- **Exercise a**
For each statement, (i), (ii), and (iii), decide whether it agrees with the excerpt on the Fortran auto_diff module. Answer yes or no, and quote the deciding words of the excerpt.
(i) The Fortran source files for the module are written by hand.
(ii) The module supports assignments of the form (real) = (auto_diff).
(iii) The auto_diff_real_2var_order2 type covers five combinations of partial derivatives.

May 11, 2022 15:28 · 3825 words · 18 minute read
Over the last two years I developed an automatic differentiation (auto_diff
) module in Fortran to support development of the Modules for Experiments in Stellar Astrophysics (MESA) project. This post gives a brief rundown of how the auto_diff
module works and how I built it.
All of the code I mention below lives on GitHub.
What is auto_diff?
Forward-mode automatic differentiation via operator overloading:
- Forward-mode means we calculate the chain rule as we go.
- Each variable in the calculation needs to be able to track derivative information.
- Variables need to know how the chain rule applies to each operation.
- Fortran source files are generated automatically by a python program.
- This allows robust support for many different functions/operators/derivative configurations.
What does it look like in Fortran?
type :: auto_diff_real_1var_order1
real(dp) :: val
real(dp) :: d1val1
end type auto_diff_real_1var_order1
The types themselves are simple! Here’s the 1var_order1
type, which supports 1 independent variable through 1 (first order) derivative. val
stores the value, d1val1
stores the derivative with respect to the independent variable.
Concretely, we might set up a variable like this:
type(auto_diff_real_1var_order1) :: x
x = 1d0 ! Sets val to 1, zero's out d1val1
x%d1val1 = 1d0 ! Says dx/d(val1) = 1.
! Often used as a shorthand for saying 'x' is the independent variable.
And we might perform operations with these variables:
f = sin(x) ! Now f%val = sin(1), f%d1val1 = cos(1)
f = exp(x) ! Now f%val = e, f%d1val1 = e
f = pow3(x + 1) ! Now f%val = 8, f%d1val1 = 6
f = f + x ! Now f%val = 9, f%d1val1 = 7
Note that we do not support assignments like (real) = (auto_diff)
. Why? Because we don’t want to accidentally lose the derivative information, and a real
type doesn’t have anywhere to put it!
So if you want to get the value you have to use f%val
, and if you want the derivative info that’s in f%d1val1
.
Other types support more derivatives and more variables. The general pattern is Nvar_orderM
will support all derivatives through $m$-th total order in all combinations of $n$ variables. So for instance auto_diff_real_2var_order2
supports d1val1
, d1val2
, d1val1_d1val2
, d2val1
, d2val2
, which are the five combinations of (mixed) partial derivatives of two variables up to total order 2. Note that the mixed ones are always ordered by the val
index, not the d
index, e.g. d2val1_d1val2
is how you’d write one of the third order mixed partials.

- **Record list**
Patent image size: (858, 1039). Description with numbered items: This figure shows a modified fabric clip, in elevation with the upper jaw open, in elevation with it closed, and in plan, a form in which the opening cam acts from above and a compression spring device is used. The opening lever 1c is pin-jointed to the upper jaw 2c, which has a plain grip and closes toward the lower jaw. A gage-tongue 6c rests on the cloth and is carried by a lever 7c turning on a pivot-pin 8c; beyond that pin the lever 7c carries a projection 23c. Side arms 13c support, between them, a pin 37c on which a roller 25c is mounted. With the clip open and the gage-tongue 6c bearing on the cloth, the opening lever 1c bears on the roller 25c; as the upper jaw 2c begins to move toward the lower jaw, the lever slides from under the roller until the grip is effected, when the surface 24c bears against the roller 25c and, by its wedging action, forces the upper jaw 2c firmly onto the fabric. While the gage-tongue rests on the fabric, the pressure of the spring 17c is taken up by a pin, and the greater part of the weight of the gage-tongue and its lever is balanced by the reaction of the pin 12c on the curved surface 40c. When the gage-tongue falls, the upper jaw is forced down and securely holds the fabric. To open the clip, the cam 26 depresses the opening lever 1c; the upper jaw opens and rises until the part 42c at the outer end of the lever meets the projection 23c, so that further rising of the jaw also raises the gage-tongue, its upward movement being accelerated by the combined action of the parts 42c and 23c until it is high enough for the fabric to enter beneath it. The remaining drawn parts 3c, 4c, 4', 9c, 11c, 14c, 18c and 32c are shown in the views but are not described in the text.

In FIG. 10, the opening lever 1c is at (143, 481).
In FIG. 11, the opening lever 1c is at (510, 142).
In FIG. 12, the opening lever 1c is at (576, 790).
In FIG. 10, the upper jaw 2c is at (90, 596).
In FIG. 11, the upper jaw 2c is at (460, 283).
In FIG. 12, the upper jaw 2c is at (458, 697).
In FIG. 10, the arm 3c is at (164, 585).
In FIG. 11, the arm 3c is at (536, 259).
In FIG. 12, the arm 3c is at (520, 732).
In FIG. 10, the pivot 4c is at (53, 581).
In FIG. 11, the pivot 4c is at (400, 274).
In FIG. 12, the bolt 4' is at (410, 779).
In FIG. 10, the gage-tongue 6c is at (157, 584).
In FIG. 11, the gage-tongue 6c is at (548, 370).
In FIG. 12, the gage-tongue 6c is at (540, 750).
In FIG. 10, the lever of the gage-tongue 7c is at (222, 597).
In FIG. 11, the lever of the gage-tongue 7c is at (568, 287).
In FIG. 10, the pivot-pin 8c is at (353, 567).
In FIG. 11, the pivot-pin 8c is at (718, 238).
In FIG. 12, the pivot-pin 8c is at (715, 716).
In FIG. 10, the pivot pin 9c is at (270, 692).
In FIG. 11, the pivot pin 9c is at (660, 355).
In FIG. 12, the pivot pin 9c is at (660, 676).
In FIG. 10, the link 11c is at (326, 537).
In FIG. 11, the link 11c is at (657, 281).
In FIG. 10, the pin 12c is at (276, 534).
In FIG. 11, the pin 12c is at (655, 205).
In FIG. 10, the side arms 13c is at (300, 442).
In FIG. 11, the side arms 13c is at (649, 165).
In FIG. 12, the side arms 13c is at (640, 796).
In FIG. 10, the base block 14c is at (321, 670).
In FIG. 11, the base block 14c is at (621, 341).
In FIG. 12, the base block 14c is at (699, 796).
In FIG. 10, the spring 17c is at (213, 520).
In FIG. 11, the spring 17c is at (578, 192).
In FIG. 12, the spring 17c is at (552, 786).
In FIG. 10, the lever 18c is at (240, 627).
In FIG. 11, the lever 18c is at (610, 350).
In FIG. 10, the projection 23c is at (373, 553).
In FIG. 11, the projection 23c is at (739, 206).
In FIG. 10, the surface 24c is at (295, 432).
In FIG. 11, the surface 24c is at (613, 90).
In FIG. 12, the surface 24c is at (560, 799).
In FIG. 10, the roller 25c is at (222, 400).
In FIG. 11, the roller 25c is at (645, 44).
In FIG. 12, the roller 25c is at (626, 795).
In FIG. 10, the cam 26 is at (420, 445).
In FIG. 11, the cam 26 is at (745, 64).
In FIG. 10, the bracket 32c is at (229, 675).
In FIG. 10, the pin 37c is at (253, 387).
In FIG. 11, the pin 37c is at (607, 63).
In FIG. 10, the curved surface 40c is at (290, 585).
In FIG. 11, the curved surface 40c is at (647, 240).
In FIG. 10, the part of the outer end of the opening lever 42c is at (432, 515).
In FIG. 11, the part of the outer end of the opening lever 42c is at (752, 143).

- **Exercise b**
Render the lines of the listing as a JSON list of strings, one string per line, and omit blank lines. Start at the first line of the listing and end at the line containing "In FIG. 12, the bolt 4' is at (410, 779).", with both ends included.

- **Exercise response a**
(i) No: "Fortran source files are generated automatically by a python program."
(ii) No: "Note that we do not support assignments like (real) = (auto_diff)"
(iii) Yes: "which are the five combinations of (mixed) partial derivatives of two variables up to total order 2"

- **Exercise response b**
[
  "Patent image size: (858, 1039). Description with numbered items: This figure shows a modified fabric clip, in elevation with the upper jaw open, in elevation with it closed, and in plan, a form in which the opening cam acts from above and a compression spring device is used. The opening lever 1c is pin-jointed to the upper jaw 2c, which has a plain grip and closes toward the lower jaw. A gage-tongue 6c rests on the cloth and is carried by a lever 7c turning on a pivot-pin 8c; beyond that pin the lever 7c carries a projection 23c. Side arms 13c support, between them, a pin 37c on which a roller 25c is mounted. With the clip open and the gage-tongue 6c bearing on the cloth, the opening lever 1c bears on the roller 25c; as the upper jaw 2c begins to move toward the lower jaw, the lever slides from under the roller until the grip is effected, when the surface 24c bears against the roller 25c and, by its wedging action, forces the upper jaw 2c firmly onto the fabric. While the gage-tongue rests on the fabric, the pressure of the spring 17c is taken up by a pin, and the greater part of the weight of the gage-tongue and its lever is balanced by the reaction of the pin 12c on the curved surface 40c. When the gage-tongue falls, the upper jaw is forced down and securely holds the fabric. To open the clip, the cam 26 depresses the opening lever 1c; the upper jaw opens and rises until the part 42c at the outer end of the lever meets the projection 23c, so that further rising of the jaw also raises the gage-tongue, its upward movement being accelerated by the combined action of the parts 42c and 23c until it is high enough for the fabric to enter beneath it. The remaining drawn parts 3c, 4c, 4', 9c, 11c, 14c, 18c and 32c are shown in the views but are not described in the text.",
  "In FIG. 10, the opening lever 1c is at (143, 481).",
  "In FIG. 11, the opening lever 1c is at (510, 142).",
  "In FIG. 12, the opening lever 1c is at (576, 790).",
  "In FIG. 10, the upper jaw 2c is at (90, 596).",
  "In FIG. 11, the upper jaw 2c is at (460, 283).",
  "In FIG. 12, the upper jaw 2c is at (458, 697).",
  "In FIG. 10, the arm 3c is at (164, 585).",
  "In FIG. 11, the arm 3c is at (536, 259).",
  "In FIG. 12, the arm 3c is at (520, 732).",
  "In FIG. 10, the pivot 4c is at (53, 581).",
  "In FIG. 11, the pivot 4c is at (400, 274).",
  "In FIG. 12, the bolt 4' is at (410, 779)."
]